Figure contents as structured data
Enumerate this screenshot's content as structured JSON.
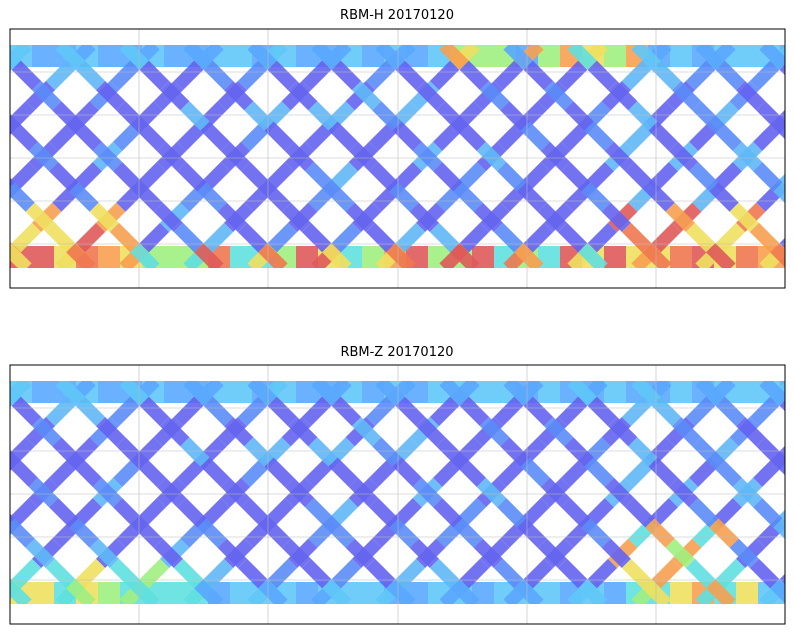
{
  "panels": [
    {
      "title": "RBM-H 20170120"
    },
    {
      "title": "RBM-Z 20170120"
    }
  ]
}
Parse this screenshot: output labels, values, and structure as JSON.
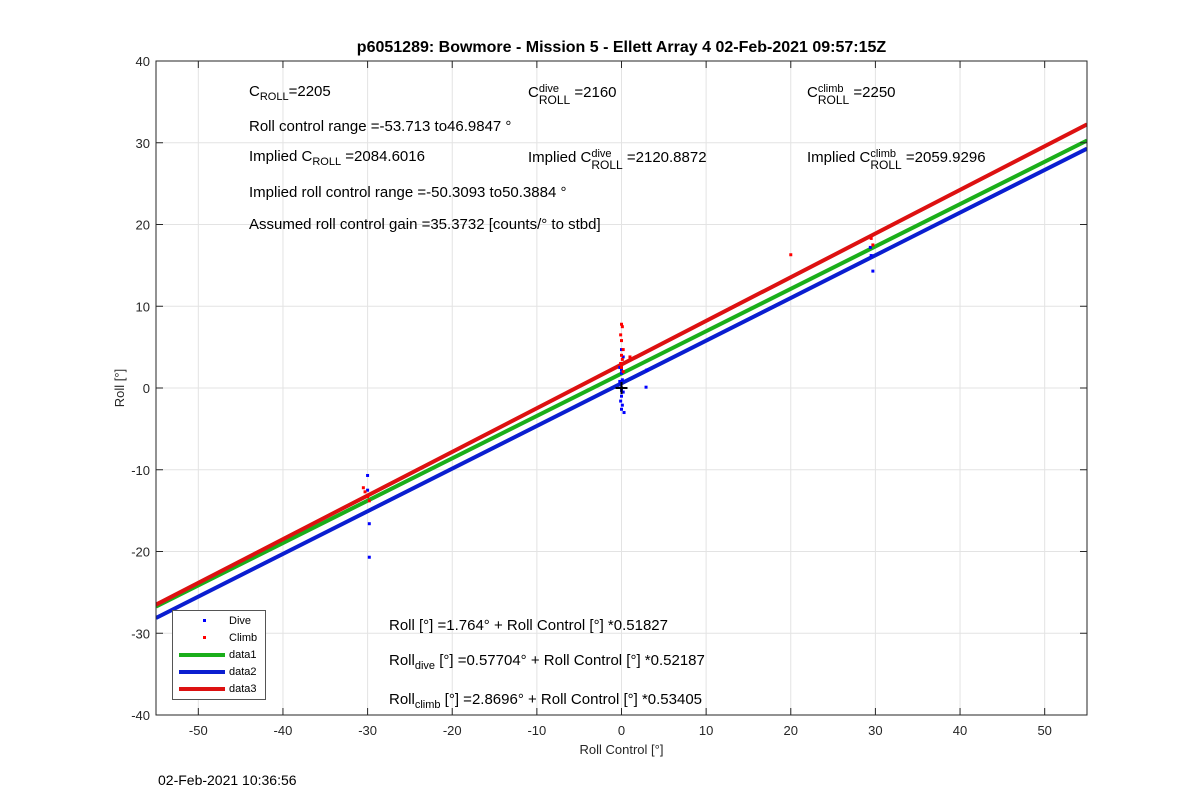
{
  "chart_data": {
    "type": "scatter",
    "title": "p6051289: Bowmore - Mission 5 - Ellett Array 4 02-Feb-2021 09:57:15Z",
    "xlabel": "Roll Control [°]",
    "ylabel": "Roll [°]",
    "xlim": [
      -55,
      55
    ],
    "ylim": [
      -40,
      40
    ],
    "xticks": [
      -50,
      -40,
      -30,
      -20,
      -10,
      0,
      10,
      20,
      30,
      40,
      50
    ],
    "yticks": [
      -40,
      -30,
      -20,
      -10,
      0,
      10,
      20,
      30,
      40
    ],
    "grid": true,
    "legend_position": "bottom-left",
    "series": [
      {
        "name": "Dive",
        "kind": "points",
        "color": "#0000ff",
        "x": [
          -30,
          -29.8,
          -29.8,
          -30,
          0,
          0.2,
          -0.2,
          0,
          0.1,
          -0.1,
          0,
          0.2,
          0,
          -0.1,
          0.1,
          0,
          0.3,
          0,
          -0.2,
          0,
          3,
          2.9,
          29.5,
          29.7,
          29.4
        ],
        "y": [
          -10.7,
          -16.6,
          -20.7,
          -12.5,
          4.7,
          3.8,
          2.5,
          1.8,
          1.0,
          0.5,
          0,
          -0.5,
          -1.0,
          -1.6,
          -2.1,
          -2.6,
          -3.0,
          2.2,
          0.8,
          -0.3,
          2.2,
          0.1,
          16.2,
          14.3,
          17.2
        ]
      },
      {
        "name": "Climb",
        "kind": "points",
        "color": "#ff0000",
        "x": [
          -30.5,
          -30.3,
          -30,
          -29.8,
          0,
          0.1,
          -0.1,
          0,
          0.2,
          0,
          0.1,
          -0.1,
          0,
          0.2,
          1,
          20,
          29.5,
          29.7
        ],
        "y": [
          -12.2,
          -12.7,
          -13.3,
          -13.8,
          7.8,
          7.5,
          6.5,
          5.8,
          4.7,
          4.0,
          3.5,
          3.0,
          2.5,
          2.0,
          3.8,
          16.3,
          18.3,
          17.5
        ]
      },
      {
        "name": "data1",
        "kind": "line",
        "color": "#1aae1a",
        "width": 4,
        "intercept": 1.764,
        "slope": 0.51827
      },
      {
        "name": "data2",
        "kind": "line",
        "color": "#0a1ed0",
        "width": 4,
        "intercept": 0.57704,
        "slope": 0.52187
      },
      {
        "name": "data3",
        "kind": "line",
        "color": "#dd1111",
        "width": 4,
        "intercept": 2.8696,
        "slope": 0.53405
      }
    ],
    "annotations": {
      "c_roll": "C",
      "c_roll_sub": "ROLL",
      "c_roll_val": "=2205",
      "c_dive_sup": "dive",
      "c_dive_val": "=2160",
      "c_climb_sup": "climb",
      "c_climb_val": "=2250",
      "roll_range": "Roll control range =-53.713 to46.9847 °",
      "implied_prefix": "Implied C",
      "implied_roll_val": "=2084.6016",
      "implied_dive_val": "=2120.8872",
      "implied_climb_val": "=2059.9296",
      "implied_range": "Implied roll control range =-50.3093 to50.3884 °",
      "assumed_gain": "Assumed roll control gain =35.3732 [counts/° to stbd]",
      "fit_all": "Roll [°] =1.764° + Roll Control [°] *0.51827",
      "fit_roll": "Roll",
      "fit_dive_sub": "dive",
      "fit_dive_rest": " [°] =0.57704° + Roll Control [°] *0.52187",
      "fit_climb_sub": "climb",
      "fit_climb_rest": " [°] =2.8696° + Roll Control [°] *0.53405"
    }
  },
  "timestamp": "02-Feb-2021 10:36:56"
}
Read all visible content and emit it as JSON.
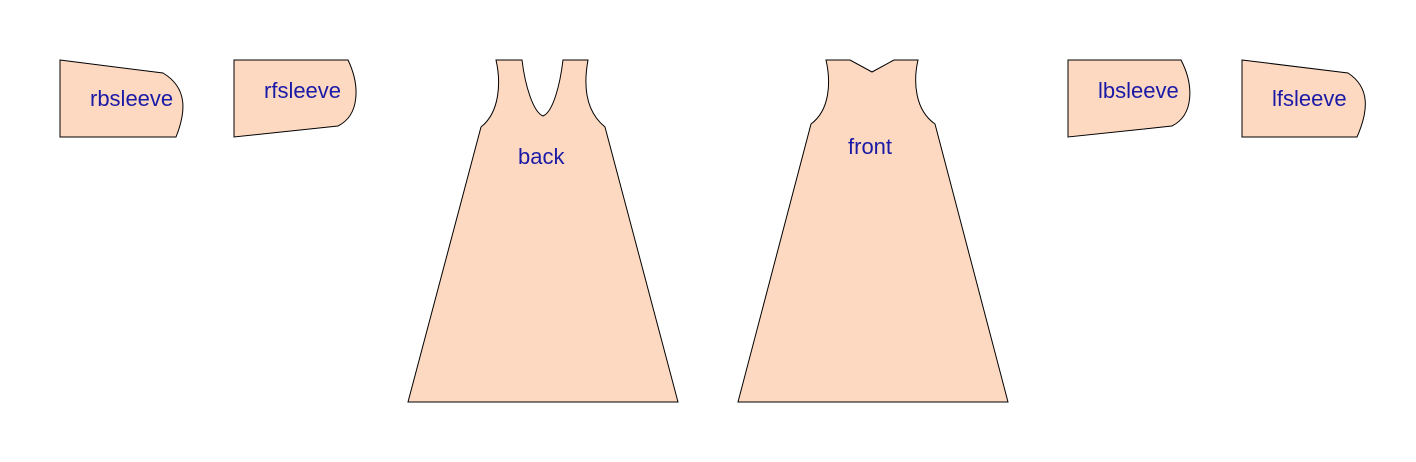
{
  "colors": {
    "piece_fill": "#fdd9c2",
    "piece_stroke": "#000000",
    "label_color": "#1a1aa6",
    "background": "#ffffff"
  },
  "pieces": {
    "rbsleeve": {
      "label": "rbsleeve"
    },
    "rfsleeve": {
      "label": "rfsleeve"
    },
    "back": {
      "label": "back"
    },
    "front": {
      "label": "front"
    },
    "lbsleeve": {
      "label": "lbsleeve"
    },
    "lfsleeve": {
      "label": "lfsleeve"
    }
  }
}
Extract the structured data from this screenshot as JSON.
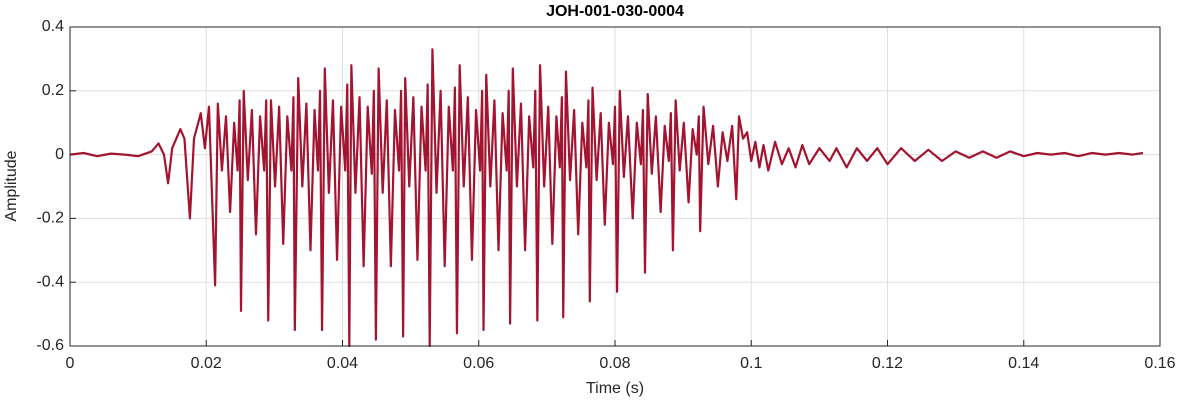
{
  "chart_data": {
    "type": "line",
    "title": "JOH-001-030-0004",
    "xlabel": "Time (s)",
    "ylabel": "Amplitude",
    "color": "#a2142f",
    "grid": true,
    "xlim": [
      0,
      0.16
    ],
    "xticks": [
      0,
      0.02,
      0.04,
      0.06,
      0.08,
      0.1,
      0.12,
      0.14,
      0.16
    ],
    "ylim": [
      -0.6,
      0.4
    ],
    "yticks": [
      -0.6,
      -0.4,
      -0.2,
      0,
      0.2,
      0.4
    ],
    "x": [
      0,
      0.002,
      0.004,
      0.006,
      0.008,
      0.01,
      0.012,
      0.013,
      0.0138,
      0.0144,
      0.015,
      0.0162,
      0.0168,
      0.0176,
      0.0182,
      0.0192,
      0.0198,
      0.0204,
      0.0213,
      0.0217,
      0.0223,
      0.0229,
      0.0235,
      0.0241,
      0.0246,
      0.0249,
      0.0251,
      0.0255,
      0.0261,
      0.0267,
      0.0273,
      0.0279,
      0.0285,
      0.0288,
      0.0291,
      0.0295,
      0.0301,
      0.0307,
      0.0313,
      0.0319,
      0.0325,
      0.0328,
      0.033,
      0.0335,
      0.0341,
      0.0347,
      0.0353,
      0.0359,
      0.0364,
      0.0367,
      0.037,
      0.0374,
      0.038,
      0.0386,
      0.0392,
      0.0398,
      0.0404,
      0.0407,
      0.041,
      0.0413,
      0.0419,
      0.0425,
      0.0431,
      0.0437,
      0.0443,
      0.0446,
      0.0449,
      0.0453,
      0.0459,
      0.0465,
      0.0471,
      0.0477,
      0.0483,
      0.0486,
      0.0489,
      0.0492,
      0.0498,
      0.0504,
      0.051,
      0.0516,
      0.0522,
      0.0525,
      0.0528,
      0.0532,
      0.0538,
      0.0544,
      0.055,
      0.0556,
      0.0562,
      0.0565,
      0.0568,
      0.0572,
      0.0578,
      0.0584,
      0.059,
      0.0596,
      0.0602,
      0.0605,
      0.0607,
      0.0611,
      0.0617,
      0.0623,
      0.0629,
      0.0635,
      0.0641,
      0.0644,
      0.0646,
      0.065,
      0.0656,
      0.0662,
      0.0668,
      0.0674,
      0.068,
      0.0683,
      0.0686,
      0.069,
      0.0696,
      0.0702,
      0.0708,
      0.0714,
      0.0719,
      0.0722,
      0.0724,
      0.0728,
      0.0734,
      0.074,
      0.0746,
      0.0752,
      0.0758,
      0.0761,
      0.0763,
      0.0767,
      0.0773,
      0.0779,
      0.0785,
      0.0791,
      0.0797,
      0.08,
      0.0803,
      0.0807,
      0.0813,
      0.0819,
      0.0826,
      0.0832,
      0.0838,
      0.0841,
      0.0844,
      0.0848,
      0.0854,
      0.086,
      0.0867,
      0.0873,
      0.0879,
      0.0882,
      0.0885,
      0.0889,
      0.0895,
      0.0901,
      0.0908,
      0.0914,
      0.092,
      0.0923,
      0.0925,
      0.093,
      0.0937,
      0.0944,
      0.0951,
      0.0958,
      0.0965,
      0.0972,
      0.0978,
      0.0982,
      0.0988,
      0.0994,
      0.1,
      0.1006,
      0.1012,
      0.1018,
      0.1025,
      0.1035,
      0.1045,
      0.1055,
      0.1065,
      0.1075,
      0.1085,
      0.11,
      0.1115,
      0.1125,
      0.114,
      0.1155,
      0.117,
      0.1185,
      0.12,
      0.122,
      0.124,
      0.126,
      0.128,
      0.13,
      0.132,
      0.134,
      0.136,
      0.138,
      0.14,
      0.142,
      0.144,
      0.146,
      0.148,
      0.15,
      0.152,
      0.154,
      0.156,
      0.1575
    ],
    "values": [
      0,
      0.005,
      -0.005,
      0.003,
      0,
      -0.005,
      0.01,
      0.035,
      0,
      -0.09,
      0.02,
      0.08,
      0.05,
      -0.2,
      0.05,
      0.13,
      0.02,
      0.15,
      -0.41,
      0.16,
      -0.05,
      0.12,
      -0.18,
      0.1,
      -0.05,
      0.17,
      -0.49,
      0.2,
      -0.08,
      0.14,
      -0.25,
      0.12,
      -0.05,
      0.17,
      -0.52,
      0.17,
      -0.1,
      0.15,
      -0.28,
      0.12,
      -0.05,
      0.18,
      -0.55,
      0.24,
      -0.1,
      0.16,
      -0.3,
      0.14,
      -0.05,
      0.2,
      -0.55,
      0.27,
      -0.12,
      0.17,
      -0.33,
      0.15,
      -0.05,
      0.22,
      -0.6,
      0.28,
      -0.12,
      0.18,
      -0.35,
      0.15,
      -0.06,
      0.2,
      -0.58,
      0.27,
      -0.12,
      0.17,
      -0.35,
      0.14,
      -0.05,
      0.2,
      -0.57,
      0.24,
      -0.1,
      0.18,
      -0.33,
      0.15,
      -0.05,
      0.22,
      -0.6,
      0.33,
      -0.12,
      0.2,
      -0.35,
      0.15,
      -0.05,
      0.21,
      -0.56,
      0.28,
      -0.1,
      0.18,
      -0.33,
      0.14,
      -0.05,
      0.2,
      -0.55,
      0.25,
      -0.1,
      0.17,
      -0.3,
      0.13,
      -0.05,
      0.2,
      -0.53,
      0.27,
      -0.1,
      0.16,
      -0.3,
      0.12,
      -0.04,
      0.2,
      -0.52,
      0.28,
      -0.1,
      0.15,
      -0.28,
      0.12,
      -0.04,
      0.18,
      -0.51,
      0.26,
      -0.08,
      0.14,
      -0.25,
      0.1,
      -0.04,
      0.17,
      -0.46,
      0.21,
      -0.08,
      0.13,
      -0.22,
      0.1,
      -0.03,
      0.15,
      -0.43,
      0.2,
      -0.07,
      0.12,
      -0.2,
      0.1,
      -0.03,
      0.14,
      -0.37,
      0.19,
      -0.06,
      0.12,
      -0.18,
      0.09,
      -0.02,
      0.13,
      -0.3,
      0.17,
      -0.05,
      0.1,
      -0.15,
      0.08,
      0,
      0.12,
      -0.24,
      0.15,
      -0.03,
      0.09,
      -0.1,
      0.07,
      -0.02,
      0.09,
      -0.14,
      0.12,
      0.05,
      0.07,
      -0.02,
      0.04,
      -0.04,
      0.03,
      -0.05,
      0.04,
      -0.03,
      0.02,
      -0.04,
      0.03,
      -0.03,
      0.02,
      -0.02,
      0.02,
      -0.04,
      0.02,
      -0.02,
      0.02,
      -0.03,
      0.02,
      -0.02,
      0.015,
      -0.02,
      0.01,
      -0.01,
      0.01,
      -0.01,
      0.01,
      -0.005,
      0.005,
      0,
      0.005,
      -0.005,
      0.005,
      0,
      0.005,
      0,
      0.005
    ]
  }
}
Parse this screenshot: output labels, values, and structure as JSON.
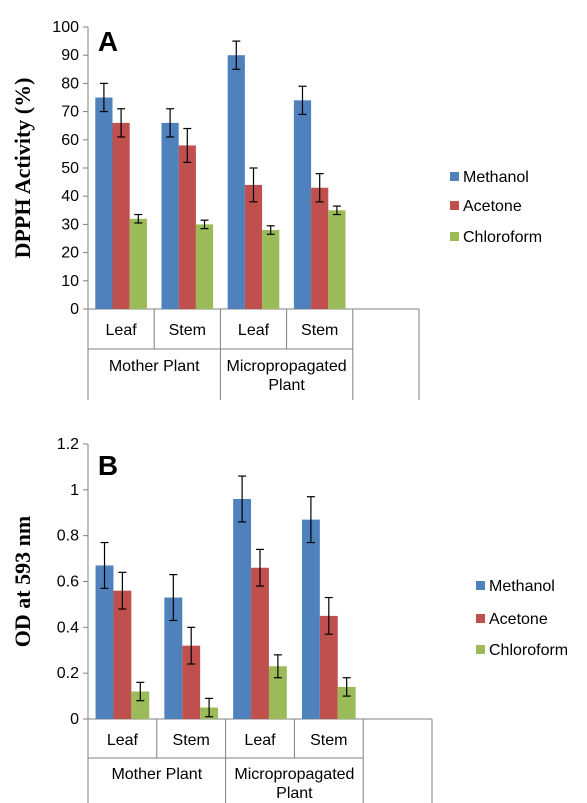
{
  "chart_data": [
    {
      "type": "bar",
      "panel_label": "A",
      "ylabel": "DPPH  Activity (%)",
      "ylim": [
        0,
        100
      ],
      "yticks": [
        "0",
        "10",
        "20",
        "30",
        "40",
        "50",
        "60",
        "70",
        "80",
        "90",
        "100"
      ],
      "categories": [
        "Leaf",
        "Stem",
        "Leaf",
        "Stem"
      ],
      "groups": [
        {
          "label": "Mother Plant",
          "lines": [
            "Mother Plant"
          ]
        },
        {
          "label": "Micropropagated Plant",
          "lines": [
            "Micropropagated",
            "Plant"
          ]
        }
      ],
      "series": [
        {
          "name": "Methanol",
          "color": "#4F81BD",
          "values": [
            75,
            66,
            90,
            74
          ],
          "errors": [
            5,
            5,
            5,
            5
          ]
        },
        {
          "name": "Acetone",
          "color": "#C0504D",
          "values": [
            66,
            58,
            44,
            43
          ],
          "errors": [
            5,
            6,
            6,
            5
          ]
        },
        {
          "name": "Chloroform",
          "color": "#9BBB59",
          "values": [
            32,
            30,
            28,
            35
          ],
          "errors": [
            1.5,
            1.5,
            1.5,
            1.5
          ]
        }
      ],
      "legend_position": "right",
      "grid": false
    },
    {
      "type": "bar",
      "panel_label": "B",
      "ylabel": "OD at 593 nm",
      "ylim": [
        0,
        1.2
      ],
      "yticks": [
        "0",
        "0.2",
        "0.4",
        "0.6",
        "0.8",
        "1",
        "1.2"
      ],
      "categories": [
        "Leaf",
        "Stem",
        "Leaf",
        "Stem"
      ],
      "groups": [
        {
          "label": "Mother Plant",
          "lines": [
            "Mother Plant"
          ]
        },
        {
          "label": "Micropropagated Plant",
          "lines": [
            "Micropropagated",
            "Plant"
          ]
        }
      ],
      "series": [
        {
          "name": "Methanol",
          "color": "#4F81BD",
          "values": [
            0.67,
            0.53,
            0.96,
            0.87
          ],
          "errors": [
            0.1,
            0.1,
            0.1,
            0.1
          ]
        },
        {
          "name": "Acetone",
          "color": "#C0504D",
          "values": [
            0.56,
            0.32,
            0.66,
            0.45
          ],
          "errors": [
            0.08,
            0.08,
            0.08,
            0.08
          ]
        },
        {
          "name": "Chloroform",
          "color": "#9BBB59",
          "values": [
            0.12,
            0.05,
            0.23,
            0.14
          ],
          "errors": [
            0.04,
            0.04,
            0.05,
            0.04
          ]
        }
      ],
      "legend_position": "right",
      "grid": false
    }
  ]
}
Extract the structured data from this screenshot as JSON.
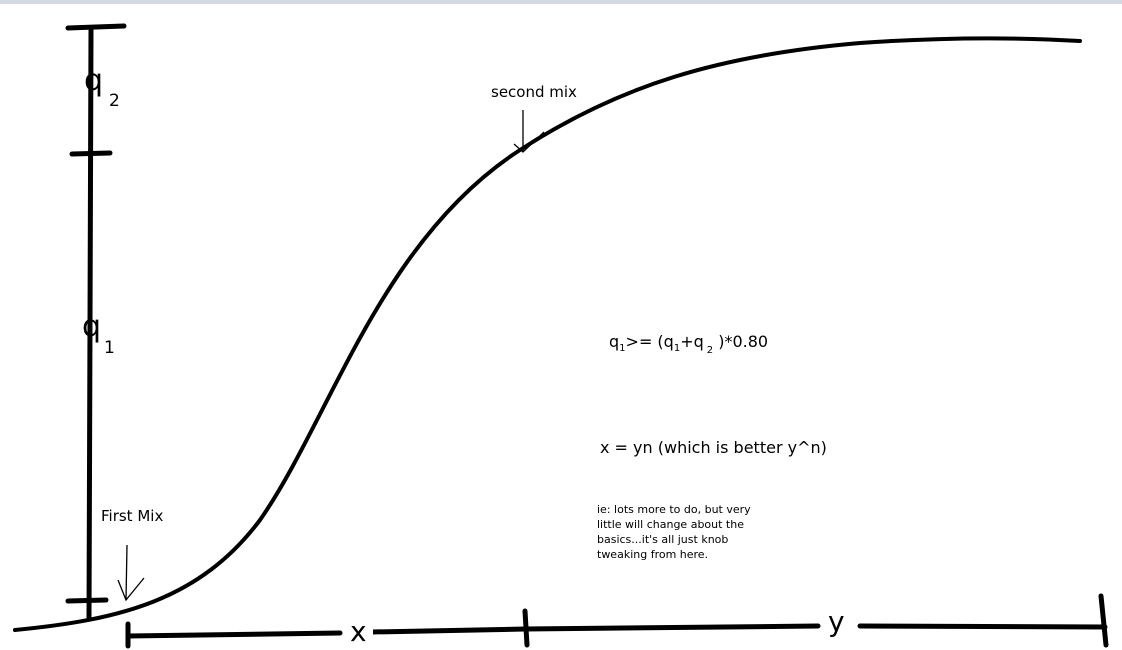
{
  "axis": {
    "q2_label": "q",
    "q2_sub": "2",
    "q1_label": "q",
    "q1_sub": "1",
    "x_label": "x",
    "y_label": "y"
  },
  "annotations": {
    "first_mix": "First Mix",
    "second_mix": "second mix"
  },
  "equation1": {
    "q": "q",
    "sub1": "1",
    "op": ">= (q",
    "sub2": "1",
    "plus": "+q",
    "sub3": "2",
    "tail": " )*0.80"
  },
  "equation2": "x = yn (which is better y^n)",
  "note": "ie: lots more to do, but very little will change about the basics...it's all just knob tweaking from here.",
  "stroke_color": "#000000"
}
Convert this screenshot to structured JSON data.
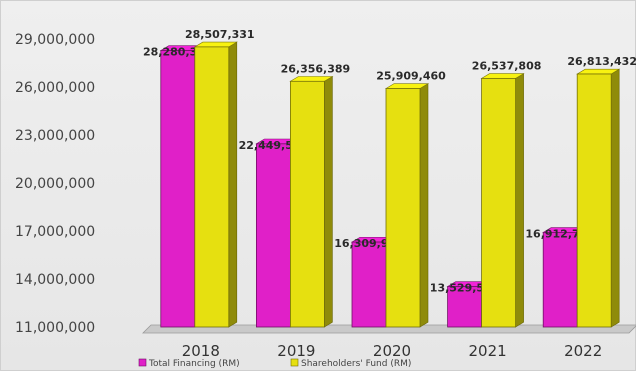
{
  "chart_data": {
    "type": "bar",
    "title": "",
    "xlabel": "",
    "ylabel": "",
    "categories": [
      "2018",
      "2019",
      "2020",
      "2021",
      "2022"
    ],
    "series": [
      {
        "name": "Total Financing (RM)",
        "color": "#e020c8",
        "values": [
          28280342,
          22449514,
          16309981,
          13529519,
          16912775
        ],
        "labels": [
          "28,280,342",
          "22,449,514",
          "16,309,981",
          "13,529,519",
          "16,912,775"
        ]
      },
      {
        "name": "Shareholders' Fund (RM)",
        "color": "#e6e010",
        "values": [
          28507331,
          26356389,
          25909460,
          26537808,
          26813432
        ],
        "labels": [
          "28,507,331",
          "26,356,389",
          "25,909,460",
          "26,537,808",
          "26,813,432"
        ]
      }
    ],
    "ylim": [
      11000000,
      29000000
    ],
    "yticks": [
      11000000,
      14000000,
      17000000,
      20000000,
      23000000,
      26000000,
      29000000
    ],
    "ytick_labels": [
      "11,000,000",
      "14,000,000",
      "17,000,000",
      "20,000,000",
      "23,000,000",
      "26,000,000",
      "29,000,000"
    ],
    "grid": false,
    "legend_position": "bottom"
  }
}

### [Exercise directions]
Exactly reproduce the lines beginning at the one that contains "Convert this screenshot" and ending at the final line of the material, with the pictures left out.

### [Response to the exercise]
Convert this screenshot to structured JSON data.
{
  "chart_data": {
    "type": "bar",
    "title": "",
    "xlabel": "",
    "ylabel": "",
    "categories": [
      "2018",
      "2019",
      "2020",
      "2021",
      "2022"
    ],
    "series": [
      {
        "name": "Total Financing (RM)",
        "color": "#e020c8",
        "values": [
          28280342,
          22449514,
          16309981,
          13529519,
          16912775
        ],
        "labels": [
          "28,280,342",
          "22,449,514",
          "16,309,981",
          "13,529,519",
          "16,912,775"
        ]
      },
      {
        "name": "Shareholders' Fund (RM)",
        "color": "#e6e010",
        "values": [
          28507331,
          26356389,
          25909460,
          26537808,
          26813432
        ],
        "labels": [
          "28,507,331",
          "26,356,389",
          "25,909,460",
          "26,537,808",
          "26,813,432"
        ]
      }
    ],
    "ylim": [
      11000000,
      29000000
    ],
    "yticks": [
      11000000,
      14000000,
      17000000,
      20000000,
      23000000,
      26000000,
      29000000
    ],
    "ytick_labels": [
      "11,000,000",
      "14,000,000",
      "17,000,000",
      "20,000,000",
      "23,000,000",
      "26,000,000",
      "29,000,000"
    ],
    "grid": false,
    "legend_position": "bottom"
  }
}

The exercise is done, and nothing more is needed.